Direction
Can you copy every line of the records below word for word, leaving out the pictures?

begin Entries shown

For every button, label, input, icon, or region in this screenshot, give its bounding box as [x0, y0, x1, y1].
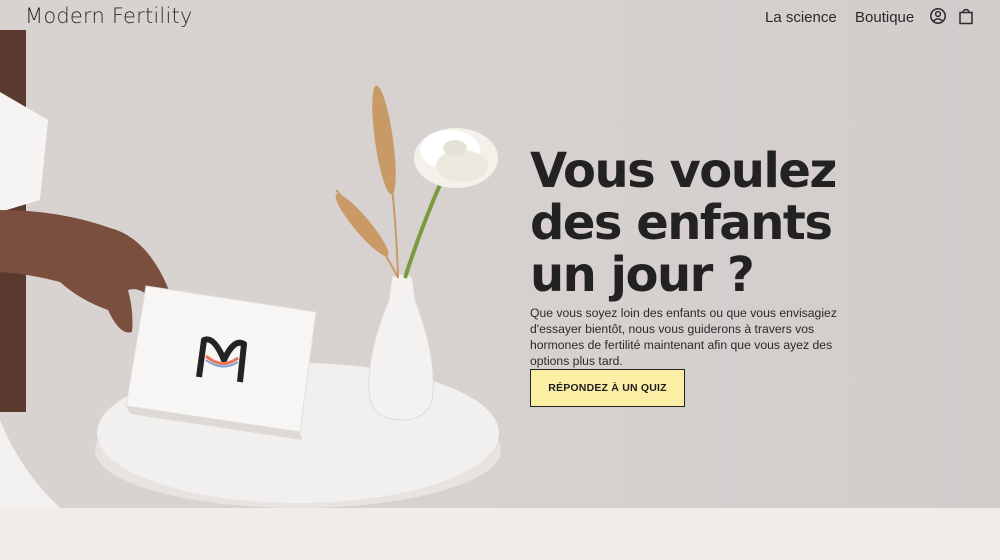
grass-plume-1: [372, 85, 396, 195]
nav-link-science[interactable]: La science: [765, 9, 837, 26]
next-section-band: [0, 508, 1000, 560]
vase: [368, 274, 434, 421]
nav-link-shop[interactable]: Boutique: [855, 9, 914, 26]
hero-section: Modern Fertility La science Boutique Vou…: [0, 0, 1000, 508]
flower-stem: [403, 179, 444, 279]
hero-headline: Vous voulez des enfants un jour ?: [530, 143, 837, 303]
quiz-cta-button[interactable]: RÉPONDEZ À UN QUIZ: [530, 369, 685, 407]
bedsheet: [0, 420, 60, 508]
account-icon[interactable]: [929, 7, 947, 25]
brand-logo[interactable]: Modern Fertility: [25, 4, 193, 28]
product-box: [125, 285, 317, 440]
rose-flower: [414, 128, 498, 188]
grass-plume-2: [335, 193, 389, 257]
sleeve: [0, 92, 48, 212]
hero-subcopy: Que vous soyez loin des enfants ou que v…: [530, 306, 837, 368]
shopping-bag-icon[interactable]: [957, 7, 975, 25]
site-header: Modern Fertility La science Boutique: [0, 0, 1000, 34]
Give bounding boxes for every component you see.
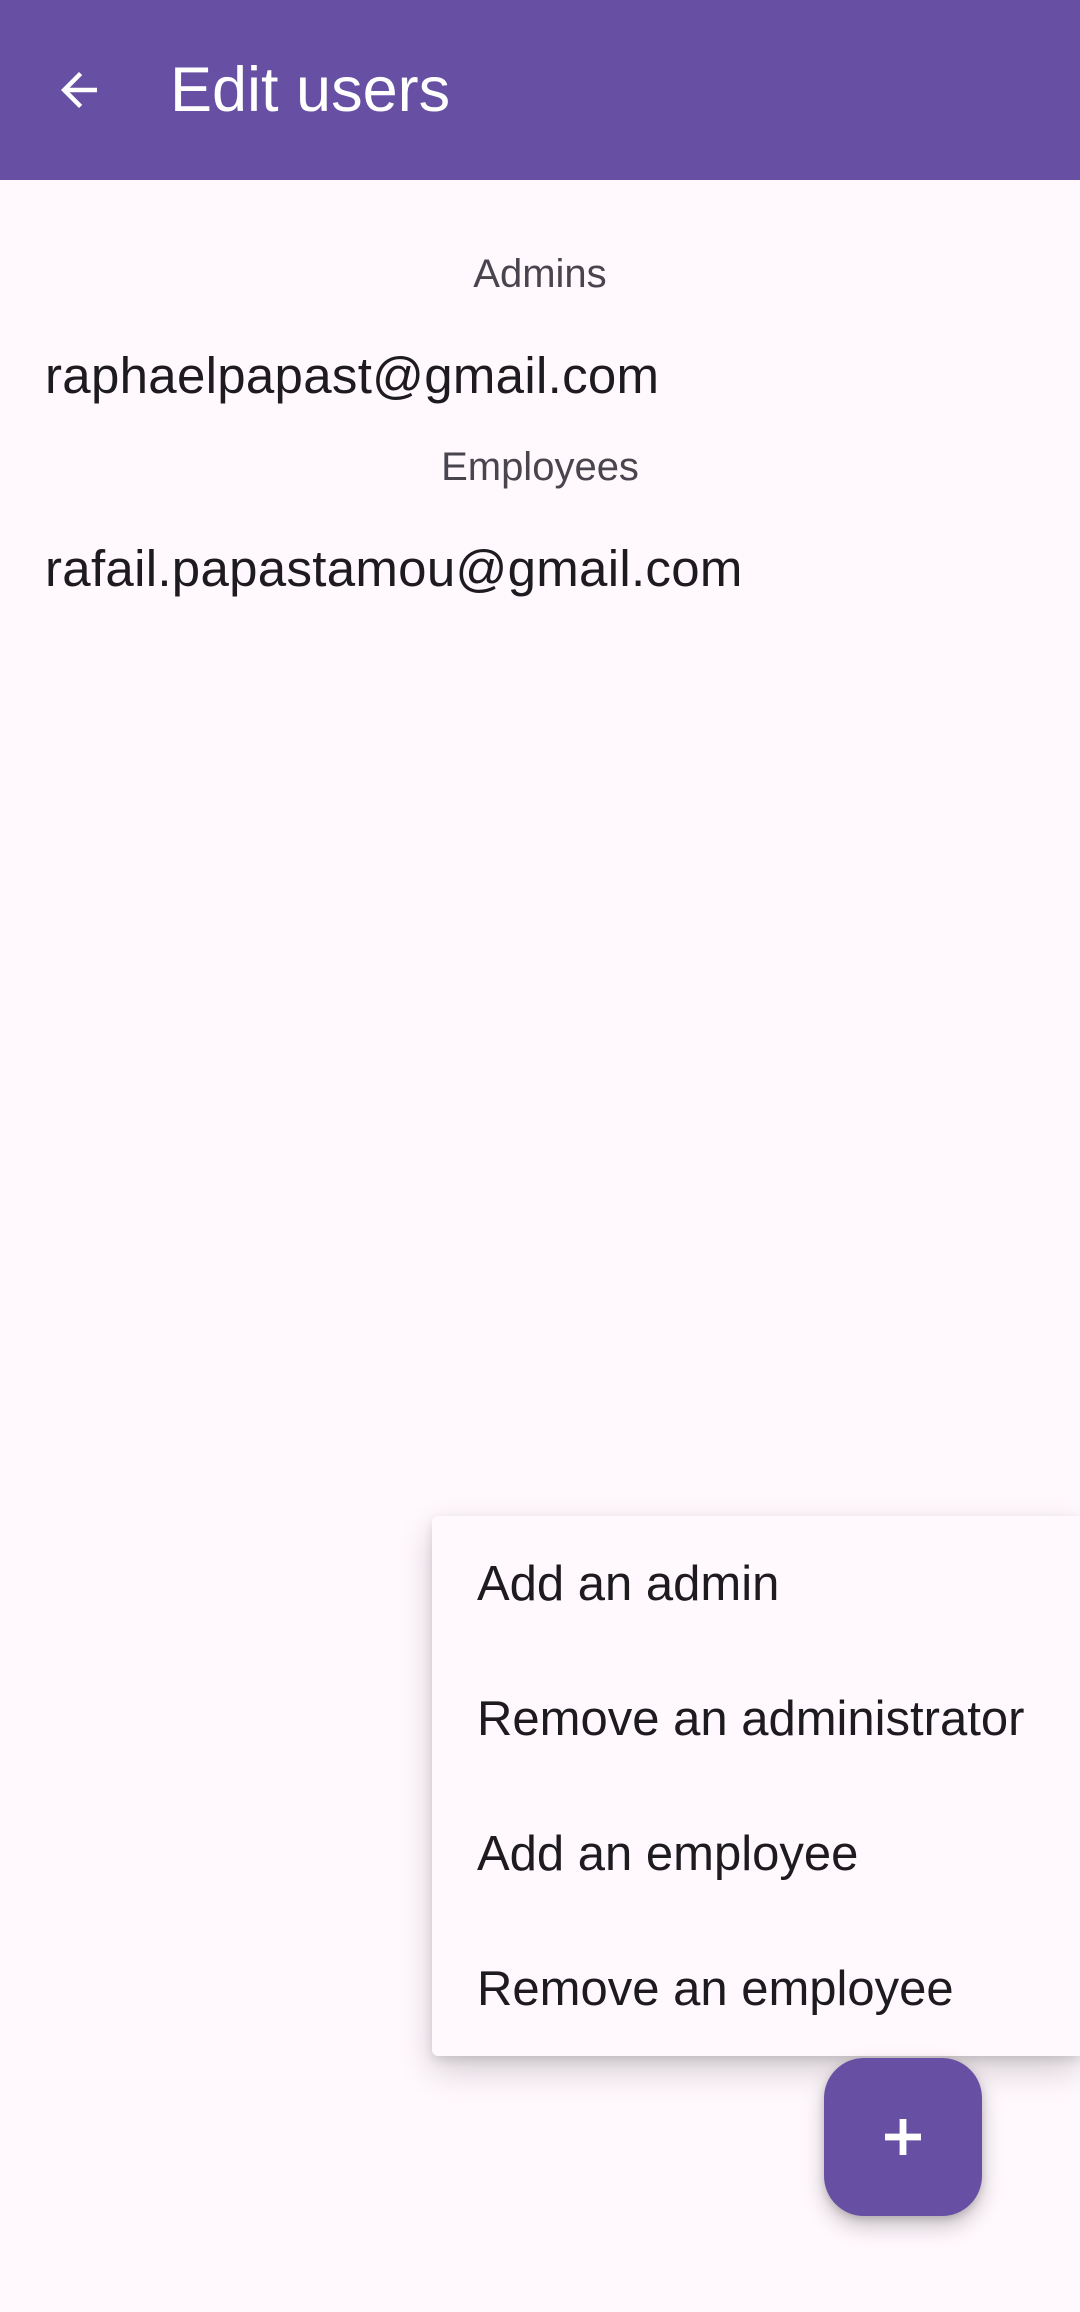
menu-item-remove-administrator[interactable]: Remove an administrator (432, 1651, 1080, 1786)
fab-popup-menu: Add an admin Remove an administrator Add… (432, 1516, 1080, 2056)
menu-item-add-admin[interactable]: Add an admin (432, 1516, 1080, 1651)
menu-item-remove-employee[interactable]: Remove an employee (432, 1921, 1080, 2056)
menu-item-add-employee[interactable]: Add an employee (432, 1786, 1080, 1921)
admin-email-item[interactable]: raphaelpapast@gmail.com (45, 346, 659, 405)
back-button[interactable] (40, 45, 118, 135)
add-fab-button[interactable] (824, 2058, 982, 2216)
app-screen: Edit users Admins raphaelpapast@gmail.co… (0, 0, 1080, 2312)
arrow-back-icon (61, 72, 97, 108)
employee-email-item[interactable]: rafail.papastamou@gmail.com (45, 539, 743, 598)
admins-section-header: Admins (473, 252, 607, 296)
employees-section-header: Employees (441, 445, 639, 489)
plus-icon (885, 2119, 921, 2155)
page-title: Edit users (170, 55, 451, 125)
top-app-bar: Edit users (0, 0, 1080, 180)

end Entries shown

Exercise response
For every button, label, input, icon, or region in this screenshot, give its bounding box as [x0, y0, x1, y1].
grass-plume-1: [372, 85, 396, 195]
nav-link-science[interactable]: La science: [765, 9, 837, 26]
next-section-band: [0, 508, 1000, 560]
vase: [368, 274, 434, 421]
nav-link-shop[interactable]: Boutique: [855, 9, 914, 26]
hero-section: Modern Fertility La science Boutique Vou…: [0, 0, 1000, 508]
flower-stem: [403, 179, 444, 279]
hero-headline: Vous voulez des enfants un jour ?: [530, 143, 837, 303]
quiz-cta-button[interactable]: RÉPONDEZ À UN QUIZ: [530, 369, 685, 407]
bedsheet: [0, 420, 60, 508]
account-icon[interactable]: [929, 7, 947, 25]
brand-logo[interactable]: Modern Fertility: [25, 4, 193, 28]
product-box: [125, 285, 317, 440]
rose-flower: [414, 128, 498, 188]
grass-plume-2: [335, 193, 389, 257]
sleeve: [0, 92, 48, 212]
hero-subcopy: Que vous soyez loin des enfants ou que v…: [530, 306, 837, 368]
shopping-bag-icon[interactable]: [957, 7, 975, 25]
site-header: Modern Fertility La science Boutique: [0, 0, 1000, 34]
Give bounding boxes for every component you see.
menu-item-remove-administrator[interactable]: Remove an administrator (432, 1651, 1080, 1786)
fab-popup-menu: Add an admin Remove an administrator Add… (432, 1516, 1080, 2056)
menu-item-add-admin[interactable]: Add an admin (432, 1516, 1080, 1651)
menu-item-remove-employee[interactable]: Remove an employee (432, 1921, 1080, 2056)
menu-item-add-employee[interactable]: Add an employee (432, 1786, 1080, 1921)
admin-email-item[interactable]: raphaelpapast@gmail.com (45, 346, 659, 405)
back-button[interactable] (40, 45, 118, 135)
add-fab-button[interactable] (824, 2058, 982, 2216)
app-screen: Edit users Admins raphaelpapast@gmail.co… (0, 0, 1080, 2312)
arrow-back-icon (61, 72, 97, 108)
employee-email-item[interactable]: rafail.papastamou@gmail.com (45, 539, 743, 598)
admins-section-header: Admins (473, 252, 607, 296)
employees-section-header: Employees (441, 445, 639, 489)
plus-icon (885, 2119, 921, 2155)
page-title: Edit users (170, 55, 451, 125)
top-app-bar: Edit users (0, 0, 1080, 180)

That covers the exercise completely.